> **Source text**:
Subject-specific finite element (FE) models have been used in solving biomechanically related clinical problems, including bone strength predictions (15–18). In FE analysis, realistic 3-D patient-specific models of tissues and bones are reconstructed from radiological image data, material properties are applied to an FE meshed model based on attenuation values [Hounsfield units (HU)], and then boundary and loading conditions are applied to obtain mechanical, structural, and fracture characteristics of them. Studies have shown that FE-based analysis can reliably predict bone strength (15) and fracture risk (5). Volumetric BMD with FE-predicted bone strength can predict the fracture risk more accurately compared to DXA-based BMD or FE-predicted bone strength alone (19). Although the evaluation of bone strength with FE analysis could provide a better understanding of the osteoporotic fracture risk, it has not reached patient care or been implemented as routine clinical protocol due to the concern of excessive radiation exposure, processing time, and associated cost (20).

> **Data records**:
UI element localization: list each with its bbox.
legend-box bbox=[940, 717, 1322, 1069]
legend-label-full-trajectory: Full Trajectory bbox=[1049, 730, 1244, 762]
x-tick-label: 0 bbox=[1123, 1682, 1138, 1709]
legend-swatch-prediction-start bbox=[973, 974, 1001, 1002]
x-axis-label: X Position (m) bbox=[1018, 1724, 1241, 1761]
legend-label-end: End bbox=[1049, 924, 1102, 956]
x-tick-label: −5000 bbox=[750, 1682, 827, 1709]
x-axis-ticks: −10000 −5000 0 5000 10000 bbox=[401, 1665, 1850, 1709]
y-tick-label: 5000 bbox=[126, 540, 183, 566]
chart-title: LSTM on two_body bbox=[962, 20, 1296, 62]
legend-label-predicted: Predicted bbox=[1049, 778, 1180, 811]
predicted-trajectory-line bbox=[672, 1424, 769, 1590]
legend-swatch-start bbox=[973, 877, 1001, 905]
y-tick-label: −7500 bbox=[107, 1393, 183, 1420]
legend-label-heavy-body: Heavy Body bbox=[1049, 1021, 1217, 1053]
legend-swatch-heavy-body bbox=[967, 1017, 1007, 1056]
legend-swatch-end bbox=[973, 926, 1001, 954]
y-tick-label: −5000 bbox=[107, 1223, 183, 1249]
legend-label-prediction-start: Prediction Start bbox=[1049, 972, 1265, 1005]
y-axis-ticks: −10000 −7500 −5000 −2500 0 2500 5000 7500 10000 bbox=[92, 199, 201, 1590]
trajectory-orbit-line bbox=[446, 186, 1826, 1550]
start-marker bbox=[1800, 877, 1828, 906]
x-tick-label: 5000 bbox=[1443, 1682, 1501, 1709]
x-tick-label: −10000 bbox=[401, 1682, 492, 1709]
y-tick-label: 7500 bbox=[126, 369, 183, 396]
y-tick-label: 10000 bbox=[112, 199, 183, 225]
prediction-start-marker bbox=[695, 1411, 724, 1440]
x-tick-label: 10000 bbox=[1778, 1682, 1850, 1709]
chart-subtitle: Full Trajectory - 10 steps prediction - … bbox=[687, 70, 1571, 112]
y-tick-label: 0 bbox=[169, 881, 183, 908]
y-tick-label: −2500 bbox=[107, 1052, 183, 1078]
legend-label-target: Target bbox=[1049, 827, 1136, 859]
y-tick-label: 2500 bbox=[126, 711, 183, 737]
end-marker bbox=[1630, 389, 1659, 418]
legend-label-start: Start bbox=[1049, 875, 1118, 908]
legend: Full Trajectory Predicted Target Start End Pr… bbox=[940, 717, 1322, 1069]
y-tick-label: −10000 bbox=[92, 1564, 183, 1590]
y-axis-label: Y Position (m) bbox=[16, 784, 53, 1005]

> **Directions**:
a: In the text on finite element bone models, which combination predicts fracture risk more accurately than DXA-based BMD or FE-predicted bone strength alone?
b: Write the next few sentences of the text on finite element bone models, picking up after its final sentence.

> **Your responses**:
a: Volumetric BMD combined with FE-predicted bone strength.

b:
In this work, we focus on the first challenge, excessive radiation risk associated with multiple scanning needed for disease and treatment monitoring. The use of MDCT scans for routine clinical diagnosis and monitoring of patients with a risk for osteoporotic fracture has increased (21). In modern CT scanners, the effective dose for the lumbar spine scan is between 5.6 and 10.0 mSv (21, 22). The effective dose depends on different scanning parameters, including tube current, number of projections, scan time, scan range, body part, and tube potential. In the literature, researchers have explored different strategies, including tube current reduction and sparse sampling (acquiring fewer projections during scanning), to reduce the effective dose for clinical diagnosis (23, 24). These dose-reduction strategies increase image noise and reduce signal-to-noise ratio and image quality with standard reconstruction algorithms (15). Advanced image reconstruction techniques, such as physics-based statistical iterative reconstruction (SIR), have shown potential in increasing image quality of these low-dose images to the level comparable to the standard dose images (25, 26). However, the effect of these two prominent dose-reduction strategies in predicting vertebral bone strength using finite element analysis has not been studied yet.
Thus, the scope of the current work was to study and compare the effect of tube current reduction and sparse sampling–based dose reduction strategies on the vertebral bone strength calculation using finite element methodology. To achieve the purpose stated above, we set out to investigate the following objectives:
(1) Analyze and compare the FE-predicted failure load values at different reduced dose levels achieved through the tube current–reduction method with the value at the standard dose level.
(2) Analyze and compare the FE-predicted failure load values at different reduced dose levels achieved through the sparse sampling method with the value at the standard dose level.
(3) Compare the FE-predicted failure load values at different reduced dose levels through both dose reduction strategies.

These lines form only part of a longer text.